**Textausschnitt:**
○ ○ ○ ○

# taz.de -- Nahost-Konflikt bei den Oscars: Geschichte, verzerrt
       
       > In seiner Oscar-Rede thematisierte Regisseur Glazer den Nahost-Konflikt.
       > Seine Formulierung wird von 1.000 jüdischen Filmleuten kritisiert.
       
 (IMG) Bild: Regisseur Jonathan Glazer (rechts) bei seiner Rede in Los Angeles
       
       Deutschland wird mitunter eine übertriebene Haltung nachgesagt, wenn es um
       den Umgang mit Kritik an Israel geht. Dass zumindest in den USA ähnliche
       Debatten zum Thema geführt werden, legt ein offener Brief nahe, den
       mittlerweile über 1.000 jüdische Filmleute, viele davon in Hollywood tätig,
       unterzeichnet haben. Sie kritisieren darin die [1][Oscar-Preisrede des
       britischen Regisseurs Jonathan Glazer], wie etwa die Branchenblätter
       Variety und The Hollywood Reporter berichten.

○ ○ ○ ○

**Aufgabenstellung:**
- 1) Wie viele jüdische Filmleute haben laut dem Artikel über Glazers Oscar-Rede den offenen Brief inzwischen unterzeichnet?
- 2) Schreibe bitte den Artikel über Glazers Oscar-Rede im Anschluss an seinen letzten Satz weiter.
Die Einträge sind eigenständiges Material und gehören nicht zum Artikel.

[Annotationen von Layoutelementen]

○ ○ ○ ○

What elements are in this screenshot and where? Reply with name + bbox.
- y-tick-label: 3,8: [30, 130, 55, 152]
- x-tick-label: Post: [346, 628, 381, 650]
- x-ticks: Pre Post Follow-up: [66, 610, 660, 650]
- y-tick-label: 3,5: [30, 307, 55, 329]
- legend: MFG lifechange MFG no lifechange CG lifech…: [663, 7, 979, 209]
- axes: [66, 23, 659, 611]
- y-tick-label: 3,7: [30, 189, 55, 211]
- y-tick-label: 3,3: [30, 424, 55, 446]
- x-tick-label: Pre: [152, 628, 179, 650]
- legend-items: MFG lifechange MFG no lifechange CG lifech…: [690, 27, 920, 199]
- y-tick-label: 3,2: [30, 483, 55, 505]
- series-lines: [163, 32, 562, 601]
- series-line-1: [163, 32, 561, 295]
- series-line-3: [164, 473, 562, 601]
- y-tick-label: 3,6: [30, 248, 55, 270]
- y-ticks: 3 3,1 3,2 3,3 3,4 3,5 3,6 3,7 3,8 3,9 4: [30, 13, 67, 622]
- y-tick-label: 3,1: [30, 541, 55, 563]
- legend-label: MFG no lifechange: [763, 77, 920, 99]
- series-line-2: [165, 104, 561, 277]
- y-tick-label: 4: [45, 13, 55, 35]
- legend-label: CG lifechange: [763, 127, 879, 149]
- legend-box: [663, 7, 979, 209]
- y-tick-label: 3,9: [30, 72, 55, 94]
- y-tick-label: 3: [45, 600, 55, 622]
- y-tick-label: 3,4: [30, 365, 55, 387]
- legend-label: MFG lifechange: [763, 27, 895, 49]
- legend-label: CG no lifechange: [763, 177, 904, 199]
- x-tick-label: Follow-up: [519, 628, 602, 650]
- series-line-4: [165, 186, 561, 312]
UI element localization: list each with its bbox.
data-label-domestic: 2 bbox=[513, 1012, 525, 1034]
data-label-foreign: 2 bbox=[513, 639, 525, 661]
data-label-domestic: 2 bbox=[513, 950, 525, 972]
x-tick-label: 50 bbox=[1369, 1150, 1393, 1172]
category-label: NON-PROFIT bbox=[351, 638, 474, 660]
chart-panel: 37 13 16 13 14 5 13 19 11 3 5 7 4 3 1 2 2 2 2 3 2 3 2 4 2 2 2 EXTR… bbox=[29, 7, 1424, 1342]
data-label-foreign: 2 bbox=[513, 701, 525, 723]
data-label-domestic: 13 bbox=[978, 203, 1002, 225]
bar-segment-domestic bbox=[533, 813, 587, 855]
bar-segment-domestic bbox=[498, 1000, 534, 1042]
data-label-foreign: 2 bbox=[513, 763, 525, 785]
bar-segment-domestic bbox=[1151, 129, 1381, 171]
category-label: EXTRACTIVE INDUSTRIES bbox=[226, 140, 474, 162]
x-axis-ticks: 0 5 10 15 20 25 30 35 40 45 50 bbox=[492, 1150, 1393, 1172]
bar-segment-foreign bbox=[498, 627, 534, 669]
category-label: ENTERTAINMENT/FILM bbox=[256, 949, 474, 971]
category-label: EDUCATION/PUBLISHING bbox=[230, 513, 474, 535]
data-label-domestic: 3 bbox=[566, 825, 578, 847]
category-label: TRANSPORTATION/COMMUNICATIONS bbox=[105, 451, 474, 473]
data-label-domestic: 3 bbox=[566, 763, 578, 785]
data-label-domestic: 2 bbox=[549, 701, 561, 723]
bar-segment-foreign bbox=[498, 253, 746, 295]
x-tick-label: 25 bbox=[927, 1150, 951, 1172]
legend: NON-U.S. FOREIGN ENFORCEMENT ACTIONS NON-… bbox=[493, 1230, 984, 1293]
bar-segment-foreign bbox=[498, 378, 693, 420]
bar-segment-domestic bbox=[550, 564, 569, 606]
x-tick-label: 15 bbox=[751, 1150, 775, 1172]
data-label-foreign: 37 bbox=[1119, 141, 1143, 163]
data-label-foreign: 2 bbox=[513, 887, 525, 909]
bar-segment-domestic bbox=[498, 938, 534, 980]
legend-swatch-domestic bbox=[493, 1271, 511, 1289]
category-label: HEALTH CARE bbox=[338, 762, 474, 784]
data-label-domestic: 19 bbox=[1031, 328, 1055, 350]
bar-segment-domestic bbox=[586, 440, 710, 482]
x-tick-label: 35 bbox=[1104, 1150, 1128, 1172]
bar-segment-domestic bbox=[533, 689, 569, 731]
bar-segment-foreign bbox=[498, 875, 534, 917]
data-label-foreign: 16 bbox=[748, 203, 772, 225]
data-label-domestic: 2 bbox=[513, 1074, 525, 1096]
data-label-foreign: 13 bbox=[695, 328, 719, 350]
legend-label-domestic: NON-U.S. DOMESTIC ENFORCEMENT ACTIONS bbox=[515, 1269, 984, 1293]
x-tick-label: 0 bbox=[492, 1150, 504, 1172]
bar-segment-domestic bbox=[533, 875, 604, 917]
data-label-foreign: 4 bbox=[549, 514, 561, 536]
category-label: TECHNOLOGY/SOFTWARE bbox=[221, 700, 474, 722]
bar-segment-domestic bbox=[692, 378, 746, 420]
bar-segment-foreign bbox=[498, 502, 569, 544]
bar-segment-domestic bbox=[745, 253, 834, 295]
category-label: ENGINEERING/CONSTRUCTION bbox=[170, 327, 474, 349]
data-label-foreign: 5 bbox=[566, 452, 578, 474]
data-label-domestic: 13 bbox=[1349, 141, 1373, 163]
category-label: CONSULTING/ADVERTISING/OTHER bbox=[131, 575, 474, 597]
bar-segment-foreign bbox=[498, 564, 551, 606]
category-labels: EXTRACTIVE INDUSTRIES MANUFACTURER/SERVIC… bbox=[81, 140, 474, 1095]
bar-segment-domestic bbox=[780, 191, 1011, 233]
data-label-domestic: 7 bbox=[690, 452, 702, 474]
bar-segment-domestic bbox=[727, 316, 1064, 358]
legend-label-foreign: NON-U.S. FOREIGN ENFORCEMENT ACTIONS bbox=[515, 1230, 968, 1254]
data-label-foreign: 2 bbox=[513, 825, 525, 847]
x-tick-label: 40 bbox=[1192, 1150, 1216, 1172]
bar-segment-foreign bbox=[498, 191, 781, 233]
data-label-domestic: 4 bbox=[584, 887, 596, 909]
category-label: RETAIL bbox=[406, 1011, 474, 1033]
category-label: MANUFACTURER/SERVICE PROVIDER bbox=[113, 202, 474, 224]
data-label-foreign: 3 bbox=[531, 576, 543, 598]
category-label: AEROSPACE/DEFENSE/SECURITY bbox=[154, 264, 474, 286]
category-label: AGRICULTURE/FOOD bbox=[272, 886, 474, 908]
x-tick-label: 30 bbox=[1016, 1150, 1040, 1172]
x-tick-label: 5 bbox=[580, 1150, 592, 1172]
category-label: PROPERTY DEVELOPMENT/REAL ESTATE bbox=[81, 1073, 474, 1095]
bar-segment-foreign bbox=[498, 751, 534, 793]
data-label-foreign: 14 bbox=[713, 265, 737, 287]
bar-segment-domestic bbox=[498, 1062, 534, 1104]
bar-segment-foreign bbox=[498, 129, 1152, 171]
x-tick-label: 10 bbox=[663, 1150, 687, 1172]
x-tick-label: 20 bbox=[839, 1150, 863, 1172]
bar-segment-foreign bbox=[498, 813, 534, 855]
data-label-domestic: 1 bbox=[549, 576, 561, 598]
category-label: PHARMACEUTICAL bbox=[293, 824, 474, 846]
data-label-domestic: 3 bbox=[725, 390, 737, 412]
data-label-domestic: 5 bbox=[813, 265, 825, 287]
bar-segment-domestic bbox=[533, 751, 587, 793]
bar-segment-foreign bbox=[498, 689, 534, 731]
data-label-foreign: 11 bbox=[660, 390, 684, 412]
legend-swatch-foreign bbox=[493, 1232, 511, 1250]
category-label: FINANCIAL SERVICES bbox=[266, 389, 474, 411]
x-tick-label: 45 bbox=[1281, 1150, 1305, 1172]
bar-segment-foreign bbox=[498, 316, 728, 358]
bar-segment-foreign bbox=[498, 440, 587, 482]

○ ○ ○ ○

**Die Antworten:**
- 1) Über 1.000.

- 2)
       
       Bei der Verleihung des Oscars für den besten internationalen Film für
       seinen [2][Auschwitz-Film „The Zone of Interest“] hatte Glazer bei der Gala
       am 11. März gesagt, er wollte mit dem Thema im Hinblick auf die Gegenwart
       zeigen, wohin „Entmenschlichung“ führt. Im gleichen Atemzug sprach er von
       „Besatzung“ und bezog den Begriff der Entmenschlichung unterschiedslos auf
       die Opfer des 7. Oktobers wie auf die „fortlaufenden Angriffe auf Gaza“.
       Für seine Rede hatte Glazer Beifall aus dem Publikum erhalten.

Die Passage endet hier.